##### ROWS #####

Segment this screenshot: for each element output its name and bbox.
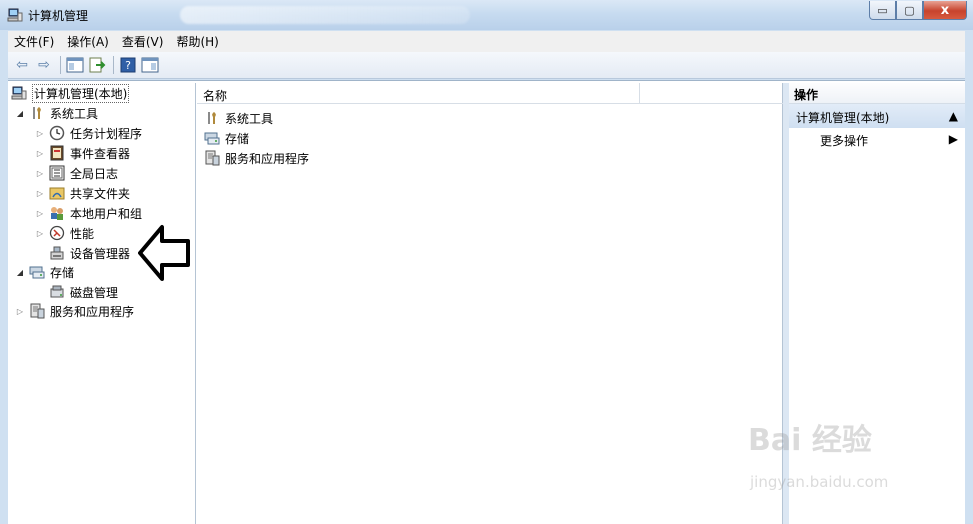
tree-item-services-applications[interactable]: ▷ 服务和应用程序 [15,302,134,320]
services-applications-icon [30,303,45,319]
tree-item-label: 本地用户和组 [70,206,143,221]
storage-icon [29,266,45,279]
toolbar-separator [60,56,61,74]
collapsed-arrow-icon[interactable]: ▷ [35,209,45,218]
menu-help[interactable]: 帮助(H) [176,33,218,50]
maximize-button[interactable]: ▢ [896,1,923,20]
tree-item-label: 性能 [70,226,95,241]
clock-icon [49,125,65,141]
list-item-storage[interactable]: 存储 [204,129,249,147]
tree-item-label: 计算机管理(本地) [32,83,130,103]
annotation-arrow-icon [138,225,190,281]
help-icon[interactable]: ? [118,55,138,75]
tree-item-label: 任务计划程序 [70,126,143,141]
menu-bar: 文件(F) 操作(A) 查看(V) 帮助(H) [8,31,965,52]
action-pane-header: 操作 [789,83,965,104]
show-hide-action-pane-icon[interactable] [140,55,160,75]
tree-item-label: 共享文件夹 [70,186,131,201]
collapsed-arrow-icon[interactable]: ▷ [35,229,45,238]
watermark-url: jingyan.baidu.com [750,473,889,491]
system-tools-icon [208,112,216,124]
tree-item-storage[interactable]: ◢ 存储 [15,263,74,281]
more-actions-item[interactable]: 更多操作 ▶ [789,128,965,150]
list-item-services-applications[interactable]: 服务和应用程序 [204,149,309,167]
list-item-label: 存储 [225,131,250,146]
tree-item-label: 磁盘管理 [70,285,119,300]
column-empty-header[interactable] [640,83,783,103]
tree-item-global-log[interactable]: ▷ 全局日志 [35,164,118,182]
tree-item-device-manager[interactable]: 设备管理器 [49,244,130,262]
toolbar: ⇦ ⇨ ? [8,52,965,79]
results-pane: 名称 系统工具 存储 服务和应用程序 [197,83,783,524]
collapsed-arrow-icon[interactable]: ▷ [15,307,25,316]
list-item-label: 系统工具 [225,111,274,126]
tree-item-label: 系统工具 [50,106,99,121]
close-button[interactable]: x [923,1,967,20]
column-name-header[interactable]: 名称 [197,83,640,104]
expanded-arrow-icon[interactable]: ◢ [15,268,25,277]
tree-item-task-scheduler[interactable]: ▷ 任务计划程序 [35,124,142,142]
system-tools-icon [33,107,41,119]
users-icon [51,207,63,220]
computer-management-icon [7,8,23,22]
tree-item-label: 存储 [50,265,75,280]
more-actions-label: 更多操作 [820,134,869,148]
event-viewer-icon [50,145,64,161]
tree-item-event-viewer[interactable]: ▷ 事件查看器 [35,144,130,162]
tree-item-label: 服务和应用程序 [50,304,135,319]
tree-item-local-users-groups[interactable]: ▷ 本地用户和组 [35,204,142,222]
tree-item-computer-management[interactable]: 计算机管理(本地) [11,83,130,103]
action-section-label: 计算机管理(本地) [796,111,890,125]
submenu-arrow-icon: ▶ [948,132,958,146]
log-icon [49,165,65,181]
title-bar[interactable]: 计算机管理 ▭ ▢ x [0,0,973,30]
services-applications-icon [205,150,220,166]
tree-item-performance[interactable]: ▷ 性能 [35,224,94,242]
collapsed-arrow-icon[interactable]: ▷ [35,189,45,198]
export-list-icon[interactable] [87,55,107,75]
tree-item-label: 事件查看器 [70,146,131,161]
menu-view[interactable]: 查看(V) [122,33,164,50]
blurred-title-area [180,6,470,24]
menu-file[interactable]: 文件(F) [14,33,54,50]
forward-arrow-icon[interactable]: ⇨ [34,55,54,75]
minimize-button[interactable]: ▭ [869,1,896,20]
tree-item-label: 设备管理器 [70,246,131,261]
svg-text:?: ? [125,59,131,72]
tree-item-system-tools[interactable]: ◢ 系统工具 [15,104,98,122]
window-title: 计算机管理 [28,9,89,23]
console-tree: 计算机管理(本地) ◢ 系统工具 ▷ 任务计划程序 ▷ 事件查看器 ▷ 全局日志… [8,83,196,524]
disk-management-icon [50,285,64,298]
collapsed-arrow-icon[interactable]: ▷ [35,149,45,158]
toolbar-separator [113,56,114,74]
collapse-up-icon[interactable]: ▲ [949,109,958,123]
tree-item-label: 全局日志 [70,166,119,181]
collapsed-arrow-icon[interactable]: ▷ [35,129,45,138]
list-item-system-tools[interactable]: 系统工具 [204,109,273,127]
menu-action[interactable]: 操作(A) [67,33,109,50]
watermark-brand: Bai 经验 [748,423,872,458]
expanded-arrow-icon[interactable]: ◢ [15,109,25,118]
tree-item-disk-management[interactable]: 磁盘管理 [49,283,118,301]
device-manager-icon [50,246,64,260]
shared-folder-icon [49,187,65,200]
storage-icon [204,132,220,145]
list-column-header: 名称 [197,83,783,104]
computer-management-icon [11,86,27,100]
action-section-computer-management[interactable]: 计算机管理(本地) ▲ [789,104,965,128]
back-arrow-icon[interactable]: ⇦ [12,55,32,75]
baidu-watermark: Bai 经验 jingyan.baidu.com [748,415,928,505]
collapsed-arrow-icon[interactable]: ▷ [35,169,45,178]
list-item-label: 服务和应用程序 [225,151,310,166]
performance-icon [49,225,65,241]
console-tree-icon[interactable] [65,55,85,75]
tree-item-shared-folders[interactable]: ▷ 共享文件夹 [35,184,130,202]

#####

- **WHAT THE EXERCISE ASKS**:
Extract every line of all the items above and reproduce each one unchanged, omitting the pictures.

- **SOLVED EXERCISE**:
Segment this screenshot: for each element output its name and bbox.
tree-item-services-applications[interactable]: ▷ 服务和应用程序 [15,302,134,320]
services-applications-icon [30,303,45,319]
tree-item-label: 本地用户和组 [70,206,143,221]
storage-icon [29,266,45,279]
toolbar-separator [60,56,61,74]
collapsed-arrow-icon[interactable]: ▷ [35,209,45,218]
menu-help[interactable]: 帮助(H) [176,33,218,50]
maximize-button[interactable]: ▢ [896,1,923,20]
tree-item-label: 性能 [70,226,95,241]
clock-icon [49,125,65,141]
list-item-storage[interactable]: 存储 [204,129,249,147]
tree-item-label: 计算机管理(本地) [32,83,130,103]
annotation-arrow-icon [138,225,190,281]
help-icon[interactable]: ? [118,55,138,75]
tree-item-label: 任务计划程序 [70,126,143,141]
menu-bar: 文件(F) 操作(A) 查看(V) 帮助(H) [8,31,965,52]
action-pane-header: 操作 [789,83,965,104]
show-hide-action-pane-icon[interactable] [140,55,160,75]
tree-item-label: 共享文件夹 [70,186,131,201]
collapsed-arrow-icon[interactable]: ▷ [35,229,45,238]
watermark-url: jingyan.baidu.com [750,473,889,491]
system-tools-icon [208,112,216,124]
tree-item-storage[interactable]: ◢ 存储 [15,263,74,281]
more-actions-item[interactable]: 更多操作 ▶ [789,128,965,150]
list-item-services-applications[interactable]: 服务和应用程序 [204,149,309,167]
list-item-label: 存储 [225,131,250,146]
tree-item-label: 磁盘管理 [70,285,119,300]
column-empty-header[interactable] [640,83,783,103]
tree-item-global-log[interactable]: ▷ 全局日志 [35,164,118,182]
tree-item-device-manager[interactable]: 设备管理器 [49,244,130,262]
toolbar: ⇦ ⇨ ? [8,52,965,79]
results-pane: 名称 系统工具 存储 服务和应用程序 [197,83,783,524]
collapsed-arrow-icon[interactable]: ▷ [15,307,25,316]
list-item-label: 系统工具 [225,111,274,126]
tree-item-label: 系统工具 [50,106,99,121]
close-button[interactable]: x [923,1,967,20]
column-name-header[interactable]: 名称 [197,83,640,104]
expanded-arrow-icon[interactable]: ◢ [15,268,25,277]
tree-item-task-scheduler[interactable]: ▷ 任务计划程序 [35,124,142,142]
system-tools-icon [33,107,41,119]
users-icon [51,207,63,220]
computer-management-icon [7,8,23,22]
tree-item-label: 存储 [50,265,75,280]
more-actions-label: 更多操作 [820,134,869,148]
event-viewer-icon [50,145,64,161]
tree-item-event-viewer[interactable]: ▷ 事件查看器 [35,144,130,162]
tree-item-label: 服务和应用程序 [50,304,135,319]
tree-item-local-users-groups[interactable]: ▷ 本地用户和组 [35,204,142,222]
tree-item-computer-management[interactable]: 计算机管理(本地) [11,83,130,103]
action-section-label: 计算机管理(本地) [796,111,890,125]
submenu-arrow-icon: ▶ [948,132,958,146]
log-icon [49,165,65,181]
title-bar[interactable]: 计算机管理 ▭ ▢ x [0,0,973,30]
services-applications-icon [205,150,220,166]
tree-item-performance[interactable]: ▷ 性能 [35,224,94,242]
collapsed-arrow-icon[interactable]: ▷ [35,189,45,198]
export-list-icon[interactable] [87,55,107,75]
tree-item-label: 事件查看器 [70,146,131,161]
menu-view[interactable]: 查看(V) [122,33,164,50]
blurred-title-area [180,6,470,24]
menu-file[interactable]: 文件(F) [14,33,54,50]
forward-arrow-icon[interactable]: ⇨ [34,55,54,75]
minimize-button[interactable]: ▭ [869,1,896,20]
tree-item-label: 设备管理器 [70,246,131,261]
svg-text:?: ? [125,59,131,72]
tree-item-system-tools[interactable]: ◢ 系统工具 [15,104,98,122]
window-title: 计算机管理 [28,9,89,23]
console-tree: 计算机管理(本地) ◢ 系统工具 ▷ 任务计划程序 ▷ 事件查看器 ▷ 全局日志… [8,83,196,524]
disk-management-icon [50,285,64,298]
collapsed-arrow-icon[interactable]: ▷ [35,149,45,158]
toolbar-separator [113,56,114,74]
collapse-up-icon[interactable]: ▲ [949,109,958,123]
tree-item-label: 全局日志 [70,166,119,181]
collapsed-arrow-icon[interactable]: ▷ [35,129,45,138]
list-item-system-tools[interactable]: 系统工具 [204,109,273,127]
menu-action[interactable]: 操作(A) [67,33,109,50]
watermark-brand: Bai 经验 [748,423,872,458]
expanded-arrow-icon[interactable]: ◢ [15,109,25,118]
tree-item-disk-management[interactable]: 磁盘管理 [49,283,118,301]
device-manager-icon [50,246,64,260]
shared-folder-icon [49,187,65,200]
storage-icon [204,132,220,145]
list-column-header: 名称 [197,83,783,104]
computer-management-icon [11,86,27,100]
action-section-computer-management[interactable]: 计算机管理(本地) ▲ [789,104,965,128]
back-arrow-icon[interactable]: ⇦ [12,55,32,75]
baidu-watermark: Bai 经验 jingyan.baidu.com [748,415,928,505]
collapsed-arrow-icon[interactable]: ▷ [35,169,45,178]
list-item-label: 服务和应用程序 [225,151,310,166]
performance-icon [49,225,65,241]
console-tree-icon[interactable] [65,55,85,75]
tree-item-shared-folders[interactable]: ▷ 共享文件夹 [35,184,130,202]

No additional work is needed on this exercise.